*** Opening Data to process ***

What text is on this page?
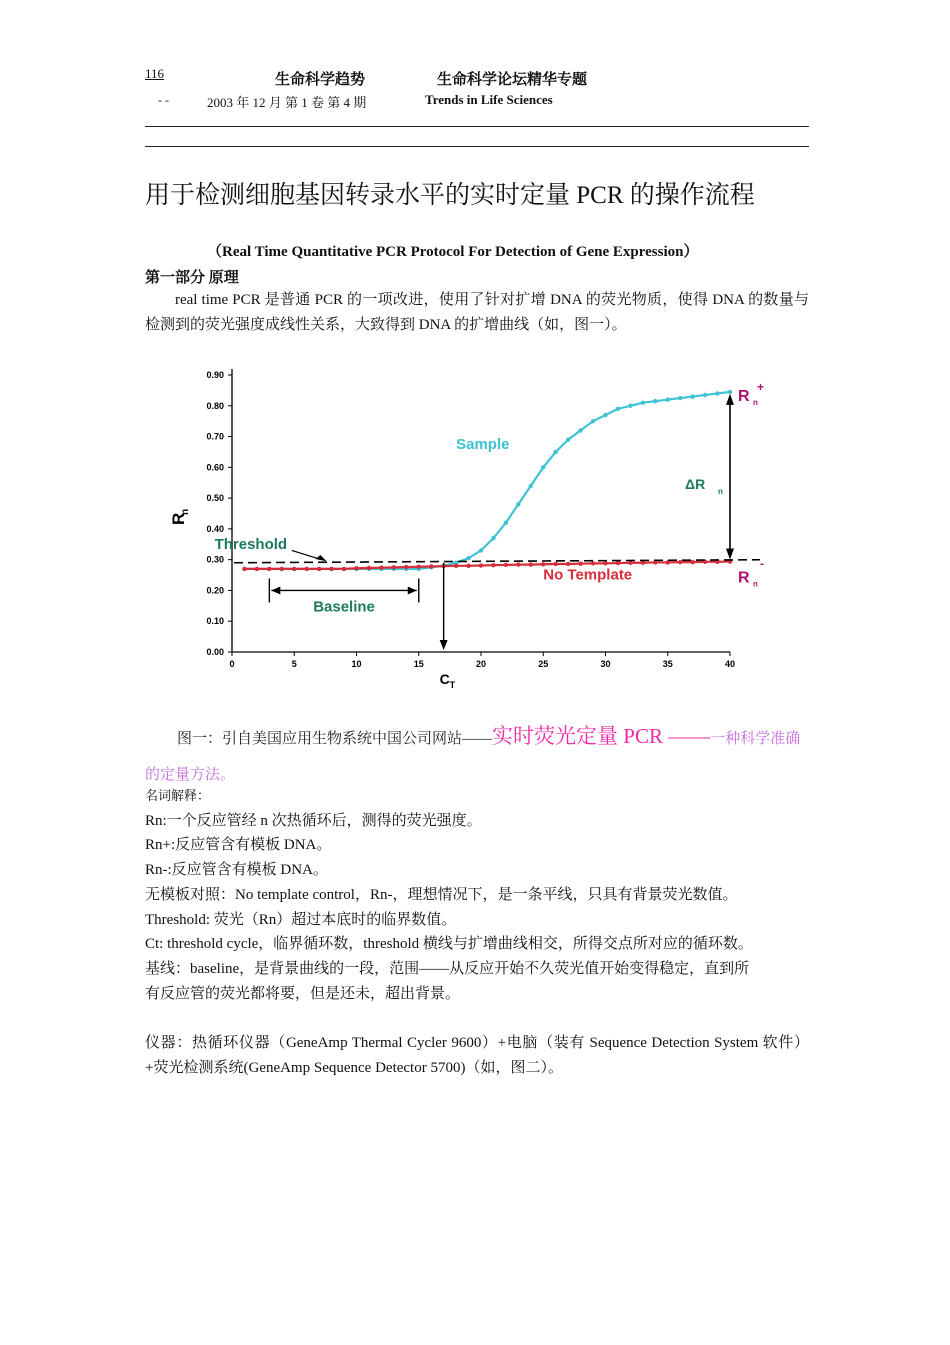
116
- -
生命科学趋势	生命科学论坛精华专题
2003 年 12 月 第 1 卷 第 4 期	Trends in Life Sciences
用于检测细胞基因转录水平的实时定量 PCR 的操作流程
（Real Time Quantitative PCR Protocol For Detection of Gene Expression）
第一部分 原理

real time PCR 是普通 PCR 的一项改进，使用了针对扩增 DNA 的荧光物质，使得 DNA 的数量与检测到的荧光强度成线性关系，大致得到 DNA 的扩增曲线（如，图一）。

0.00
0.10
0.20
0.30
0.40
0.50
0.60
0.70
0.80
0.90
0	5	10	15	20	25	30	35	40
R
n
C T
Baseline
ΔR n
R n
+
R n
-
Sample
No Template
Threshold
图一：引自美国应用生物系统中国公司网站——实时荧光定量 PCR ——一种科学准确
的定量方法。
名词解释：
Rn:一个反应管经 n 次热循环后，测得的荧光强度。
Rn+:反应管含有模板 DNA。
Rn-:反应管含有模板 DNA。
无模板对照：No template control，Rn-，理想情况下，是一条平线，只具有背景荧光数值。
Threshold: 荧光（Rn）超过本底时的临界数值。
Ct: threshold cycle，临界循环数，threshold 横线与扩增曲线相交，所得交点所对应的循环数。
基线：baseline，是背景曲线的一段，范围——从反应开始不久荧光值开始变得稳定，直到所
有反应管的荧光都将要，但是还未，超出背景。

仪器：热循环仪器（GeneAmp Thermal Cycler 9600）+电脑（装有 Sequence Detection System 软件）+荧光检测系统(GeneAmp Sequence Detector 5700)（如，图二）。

*** Closing Data to process ***
*** Opening Data to process ***

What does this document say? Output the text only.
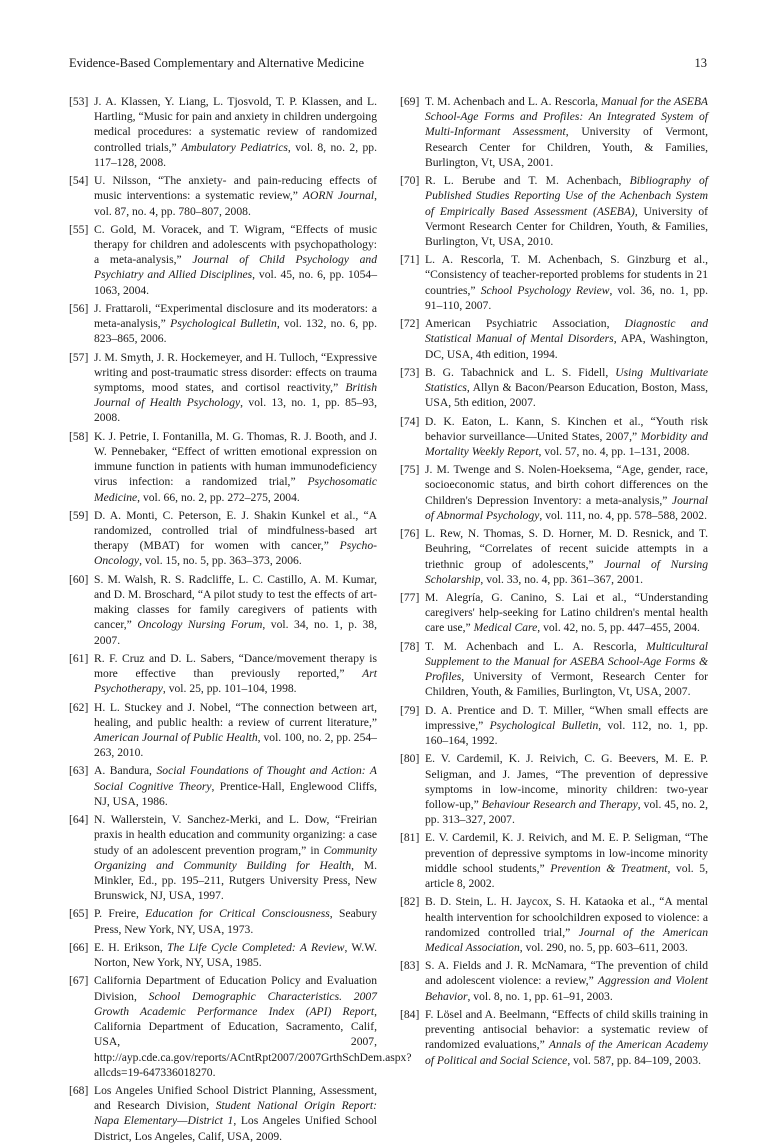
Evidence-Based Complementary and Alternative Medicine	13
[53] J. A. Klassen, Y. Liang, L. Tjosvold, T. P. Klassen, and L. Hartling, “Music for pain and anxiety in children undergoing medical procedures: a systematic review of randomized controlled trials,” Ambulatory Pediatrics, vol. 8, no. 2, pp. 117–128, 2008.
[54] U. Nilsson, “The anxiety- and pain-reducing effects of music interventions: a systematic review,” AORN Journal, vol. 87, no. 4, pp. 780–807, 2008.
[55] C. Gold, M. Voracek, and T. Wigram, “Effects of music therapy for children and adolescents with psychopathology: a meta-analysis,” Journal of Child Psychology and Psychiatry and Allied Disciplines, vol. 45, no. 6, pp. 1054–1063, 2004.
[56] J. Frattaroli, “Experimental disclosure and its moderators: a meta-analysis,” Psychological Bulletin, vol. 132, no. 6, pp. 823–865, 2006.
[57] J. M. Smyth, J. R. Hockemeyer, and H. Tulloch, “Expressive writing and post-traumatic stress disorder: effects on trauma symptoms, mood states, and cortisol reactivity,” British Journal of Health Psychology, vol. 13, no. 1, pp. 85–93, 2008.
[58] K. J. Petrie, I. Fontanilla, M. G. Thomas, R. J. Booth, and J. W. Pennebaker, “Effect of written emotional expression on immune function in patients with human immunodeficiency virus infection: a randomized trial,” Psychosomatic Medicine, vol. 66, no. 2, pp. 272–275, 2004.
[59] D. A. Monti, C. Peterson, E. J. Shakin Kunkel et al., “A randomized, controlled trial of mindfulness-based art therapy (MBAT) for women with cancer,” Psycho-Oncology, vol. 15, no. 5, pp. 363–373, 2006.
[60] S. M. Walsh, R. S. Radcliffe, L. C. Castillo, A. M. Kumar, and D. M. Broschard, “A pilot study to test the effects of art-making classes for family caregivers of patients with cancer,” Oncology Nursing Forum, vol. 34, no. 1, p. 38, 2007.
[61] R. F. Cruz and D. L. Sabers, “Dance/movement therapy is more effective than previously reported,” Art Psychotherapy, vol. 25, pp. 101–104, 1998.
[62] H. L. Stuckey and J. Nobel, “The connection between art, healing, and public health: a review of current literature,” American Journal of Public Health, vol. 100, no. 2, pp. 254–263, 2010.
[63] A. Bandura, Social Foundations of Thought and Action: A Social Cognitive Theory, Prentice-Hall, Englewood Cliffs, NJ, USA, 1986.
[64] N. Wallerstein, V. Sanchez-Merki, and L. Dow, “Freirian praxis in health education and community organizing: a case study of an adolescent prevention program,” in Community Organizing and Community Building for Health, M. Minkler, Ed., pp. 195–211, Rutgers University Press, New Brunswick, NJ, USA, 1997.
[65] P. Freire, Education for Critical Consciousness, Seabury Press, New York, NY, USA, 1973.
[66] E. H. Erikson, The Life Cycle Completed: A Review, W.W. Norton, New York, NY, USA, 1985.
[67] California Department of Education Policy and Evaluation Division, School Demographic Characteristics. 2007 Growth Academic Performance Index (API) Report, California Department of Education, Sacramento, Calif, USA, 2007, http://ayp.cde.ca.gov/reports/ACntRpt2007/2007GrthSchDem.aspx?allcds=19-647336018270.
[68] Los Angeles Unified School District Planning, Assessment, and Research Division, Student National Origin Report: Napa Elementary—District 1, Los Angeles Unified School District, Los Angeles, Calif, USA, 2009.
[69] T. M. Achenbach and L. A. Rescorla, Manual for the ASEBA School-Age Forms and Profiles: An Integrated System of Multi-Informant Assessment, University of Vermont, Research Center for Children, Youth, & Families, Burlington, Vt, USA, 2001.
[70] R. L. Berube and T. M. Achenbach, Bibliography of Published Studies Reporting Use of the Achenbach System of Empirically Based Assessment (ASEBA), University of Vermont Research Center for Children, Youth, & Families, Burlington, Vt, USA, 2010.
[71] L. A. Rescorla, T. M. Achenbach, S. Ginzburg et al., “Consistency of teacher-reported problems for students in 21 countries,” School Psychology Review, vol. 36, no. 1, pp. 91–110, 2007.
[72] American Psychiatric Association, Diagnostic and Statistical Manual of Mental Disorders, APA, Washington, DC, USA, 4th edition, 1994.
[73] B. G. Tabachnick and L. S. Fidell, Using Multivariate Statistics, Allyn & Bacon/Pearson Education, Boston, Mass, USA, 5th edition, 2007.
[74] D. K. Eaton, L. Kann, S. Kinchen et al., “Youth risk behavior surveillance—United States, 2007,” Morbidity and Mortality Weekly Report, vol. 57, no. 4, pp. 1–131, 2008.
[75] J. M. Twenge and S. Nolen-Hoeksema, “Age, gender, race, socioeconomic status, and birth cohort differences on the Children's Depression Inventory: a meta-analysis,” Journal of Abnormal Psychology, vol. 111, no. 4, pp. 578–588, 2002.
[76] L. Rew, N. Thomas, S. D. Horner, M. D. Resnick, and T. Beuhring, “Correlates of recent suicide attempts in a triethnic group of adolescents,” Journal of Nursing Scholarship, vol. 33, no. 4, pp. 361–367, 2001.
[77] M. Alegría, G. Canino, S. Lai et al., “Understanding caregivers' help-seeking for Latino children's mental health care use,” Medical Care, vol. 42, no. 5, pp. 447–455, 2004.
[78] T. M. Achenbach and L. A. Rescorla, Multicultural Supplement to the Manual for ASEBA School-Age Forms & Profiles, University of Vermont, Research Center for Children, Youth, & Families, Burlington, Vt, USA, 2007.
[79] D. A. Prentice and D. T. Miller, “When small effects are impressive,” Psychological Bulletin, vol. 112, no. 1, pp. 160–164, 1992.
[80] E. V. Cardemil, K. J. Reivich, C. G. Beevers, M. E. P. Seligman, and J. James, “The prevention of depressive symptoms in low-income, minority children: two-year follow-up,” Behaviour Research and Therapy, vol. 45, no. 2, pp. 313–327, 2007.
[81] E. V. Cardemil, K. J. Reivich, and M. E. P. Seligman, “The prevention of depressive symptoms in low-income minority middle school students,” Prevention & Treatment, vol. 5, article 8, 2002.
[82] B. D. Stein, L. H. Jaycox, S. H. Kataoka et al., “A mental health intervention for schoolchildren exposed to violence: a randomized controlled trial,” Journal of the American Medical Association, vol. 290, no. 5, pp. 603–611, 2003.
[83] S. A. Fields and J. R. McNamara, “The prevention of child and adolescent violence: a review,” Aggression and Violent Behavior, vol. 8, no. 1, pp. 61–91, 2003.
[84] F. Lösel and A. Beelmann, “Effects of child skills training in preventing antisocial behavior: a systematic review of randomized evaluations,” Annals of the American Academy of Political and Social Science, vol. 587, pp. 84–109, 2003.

*** Closing Data to process ***

Exercise instructions →
Show all lines in the entries above where the word "Thomas" appears.

Worked solution →
[58] K. J. Petrie, I. Fontanilla, M. G. Thomas, R. J. Booth, and J. W. Pennebaker, “Effect of written emotional expression on immune function in patients with human immunodeficiency virus infection: a randomized trial,” Psychosomatic Medicine, vol. 66, no. 2, pp. 272–275, 2004.
[76] L. Rew, N. Thomas, S. D. Horner, M. D. Resnick, and T. Beuhring, “Correlates of recent suicide attempts in a triethnic group of adolescents,” Journal of Nursing Scholarship, vol. 33, no. 4, pp. 361–367, 2001.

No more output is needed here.